• Records shown:
★ ★ ★ ★ ★

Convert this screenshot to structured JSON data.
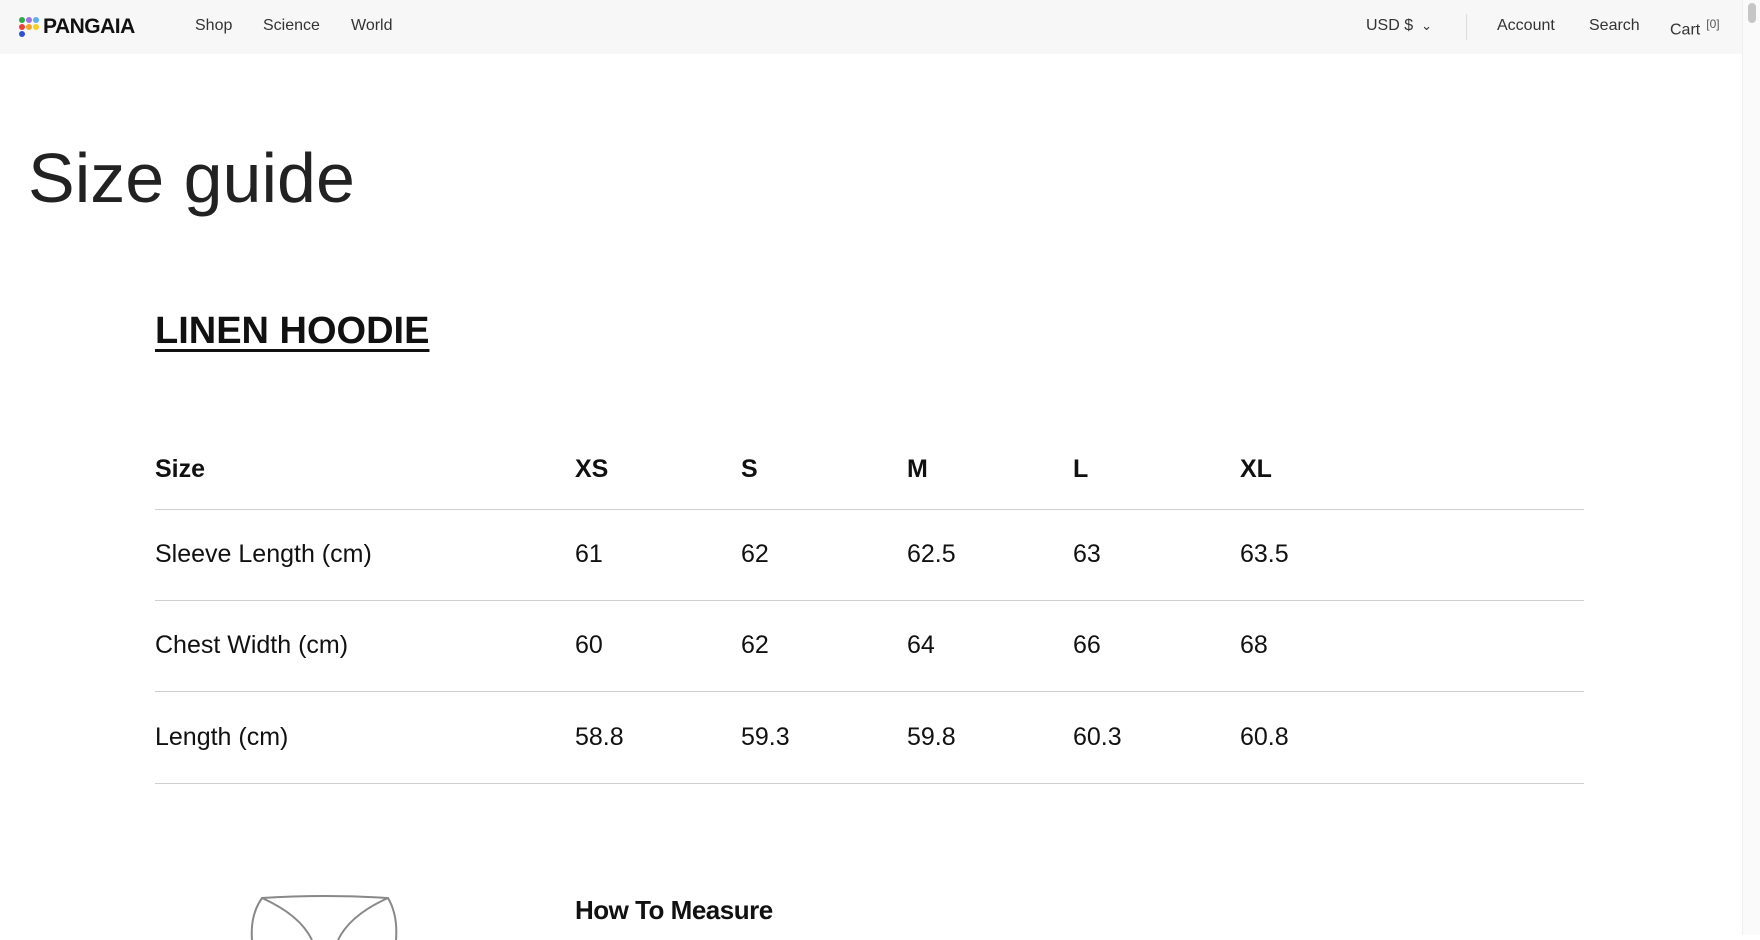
{
  "nav": {
    "brand": "PANGAIA",
    "links": [
      "Shop",
      "Science",
      "World"
    ],
    "currency": "USD $",
    "account": "Account",
    "search": "Search",
    "cart": "Cart",
    "cart_count": "[0]"
  },
  "colors": {
    "logo_dots": [
      "#2fa84f",
      "#a070e0",
      "#5ab0f0",
      "#f03c3c",
      "#f5a623",
      "#f5d020",
      "#3050d0"
    ]
  },
  "page": {
    "title": "Size guide",
    "product": "LINEN HOODIE"
  },
  "table": {
    "headers": [
      "Size",
      "XS",
      "S",
      "M",
      "L",
      "XL"
    ],
    "rows": [
      [
        "Sleeve Length (cm)",
        "61",
        "62",
        "62.5",
        "63",
        "63.5"
      ],
      [
        "Chest Width (cm)",
        "60",
        "62",
        "64",
        "66",
        "68"
      ],
      [
        "Length (cm)",
        "58.8",
        "59.3",
        "59.8",
        "60.3",
        "60.8"
      ]
    ]
  },
  "measure": {
    "title": "How To Measure"
  }
}
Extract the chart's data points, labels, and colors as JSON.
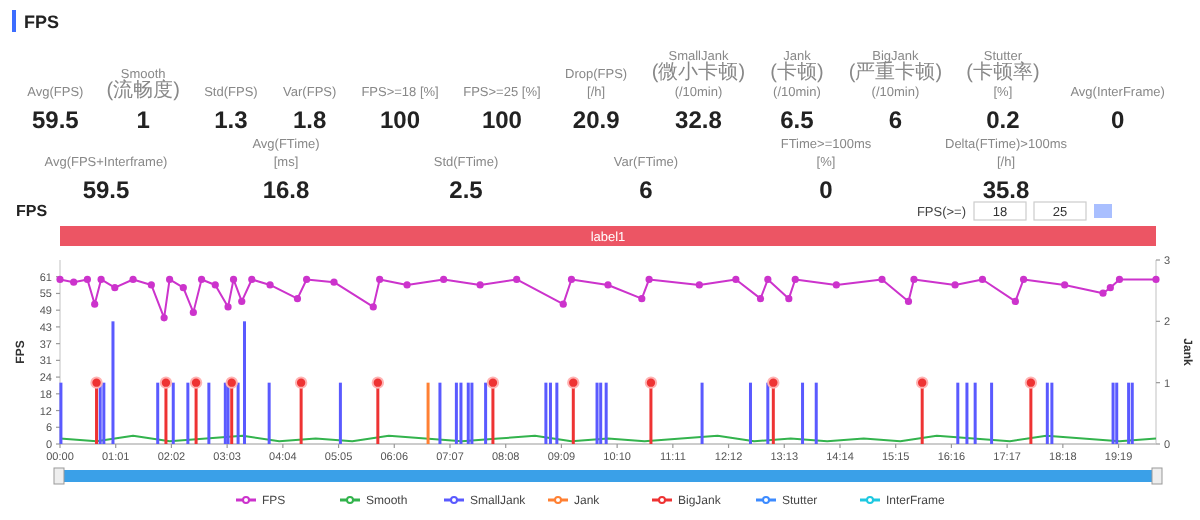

★ ★ ★ ★ ★

• Task objective: Pick each line holding the word "JSON" out of the data and copy it.

• Answer to the task:
Convert this screenshot to structured JSON data.
Extract the chart's data points, labels, and colors as JSON.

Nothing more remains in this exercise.